Image de l'astéroïde Ultima Thulé réalisée par la sonde New Horizons à 6,4 milliards de km de la Terre le 01/01/19 à 5h01 UTC. Crédits : NASA/Johns Hopkins University Applied Physics Laboratory/Southwest Research Institute.
Une machine à remonter le temps
C’est un nouveau record ! La sonde américaine New Horizons qui s’éloigne du Système solaire depuis 2006 vient de survoler un objet céleste à quelque 6,4 milliards de km de la Terre, une distance inimaginable… C’est l’astéroïde Ultima Thulé, découvert en 2014 par le télescope spatial Hubble.
... l’époque où les planètes n’étaient pas encore formées.
« On a affaire à l’objet le plus lointain jamais survolé par une sonde spatiale. L’astéroïde Ultima Thulé est situé dans la ceinture de Kuiper, au-delà de Neptune, la planète la plus éloignée du Soleil dans le Système solaire. On veut savoir comment cette ceinture s’est formée, à partir de quel matériau, explique Francis Rocard, responsable des programmes d’exploration du Système solaire au CNES. Tout cela est ensuite resté très "froid" ce qui veut dire que ça n’a quasiment pas évolué pendant 4,5 milliards d’années contrairement aux planètes du Système solaire. En étudiant Ultima Thulé on remonte donc à l’époque où les planètes n’étaient pas encore formées. C’est ce qui fait l’intérêt de ce type d’objet, véritable relique des temps passés ».
Ultima Thulé est « rouge »

· · · · ·

#### Défi 1
Présentez sous forme de liste JSON de chaînes les lignes des enregistrements, une chaîne par ligne et sans les lignes vides. Commencez à la première ligne des enregistrements et arrêtez-vous après la ligne qui contient "wechat-icon — [519, 609, 549, 633]".

· · · · ·

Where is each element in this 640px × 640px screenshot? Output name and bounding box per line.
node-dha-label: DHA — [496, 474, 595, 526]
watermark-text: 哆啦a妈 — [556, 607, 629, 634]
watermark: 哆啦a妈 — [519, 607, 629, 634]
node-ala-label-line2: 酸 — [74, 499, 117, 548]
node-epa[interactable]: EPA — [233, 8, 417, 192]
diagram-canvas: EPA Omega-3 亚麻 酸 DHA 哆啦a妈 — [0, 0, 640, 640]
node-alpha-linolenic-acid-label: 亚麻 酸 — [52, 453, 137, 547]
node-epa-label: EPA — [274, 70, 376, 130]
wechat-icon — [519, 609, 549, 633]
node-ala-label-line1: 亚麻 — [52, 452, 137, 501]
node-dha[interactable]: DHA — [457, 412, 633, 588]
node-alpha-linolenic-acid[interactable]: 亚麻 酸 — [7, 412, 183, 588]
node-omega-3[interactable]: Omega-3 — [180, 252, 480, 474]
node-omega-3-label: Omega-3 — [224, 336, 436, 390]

· · · · ·

#### Défi 2
Poursuivez le texte sur l'astéroïde Ultima Thulé à partir de l'endroit où il s'arrête.

#### Réponse 1
[
  "Where is each element in this 640px × 640px screenshot? Output name and bounding box per line.",
  "node-dha-label: DHA — [496, 474, 595, 526]",
  "watermark-text: 哆啦a妈 — [556, 607, 629, 634]",
  "watermark: 哆啦a妈 — [519, 607, 629, 634]",
  "node-ala-label-line2: 酸 — [74, 499, 117, 548]",
  "node-epa[interactable]: EPA — [233, 8, 417, 192]",
  "diagram-canvas: EPA Omega-3 亚麻 酸 DHA 哆啦a妈 — [0, 0, 640, 640]",
  "node-alpha-linolenic-acid-label: 亚麻 酸 — [52, 453, 137, 547]",
  "node-epa-label: EPA — [274, 70, 376, 130]",
  "wechat-icon — [519, 609, 549, 633]"
]

#### Réponse 2
Le 30 décembre, les scientifiques n’avaient qu’une image prise à 1,9 millions de km où l’astéroïde était résolu sur 3 pixels seulement. Ultima Thulé apparaissait allongé et dissymétrique. Le 2 janvier, les choses se précisent avec un nouveau cliché dévoilé par Alan Stern, le chef de projet triomphant de la NASA. « Sur l’image du 2 janvier réalisée cette fois-ci à seulement 27 000 km de distance, l’astéroïde Ultima Thule apparait bilobé un peu comme la comète Tchouri » constate Francis Rocard. Et pour cause : il y a 4,5 milliards d’années, la région était occupée par un nuage d’objets glacés en bien plus grand nombre qu’aujourd’hui qui ont commencé à s’agglomérer. 2 corps plus importants sont apparus grâce au phénomène d’accrétion (comme dans les grumeaux d’une pâte à crêpes, NDLR). « Ils se sont mis à tourner lentement … Probablement à une vitesse extrêmement réduite, quelques km/h tout au plus jusqu’à se toucher » raconte le géologue de la mission, Jeff Moore.
Image de l'astéroïde Ultima Thulé reçue par les scientifiques le 30/12/18 avec une résolution de 10 km/pixel. Crédits : NASA/Johns Hopkins University Applied Physics Laboratory/Southwest Research Institute.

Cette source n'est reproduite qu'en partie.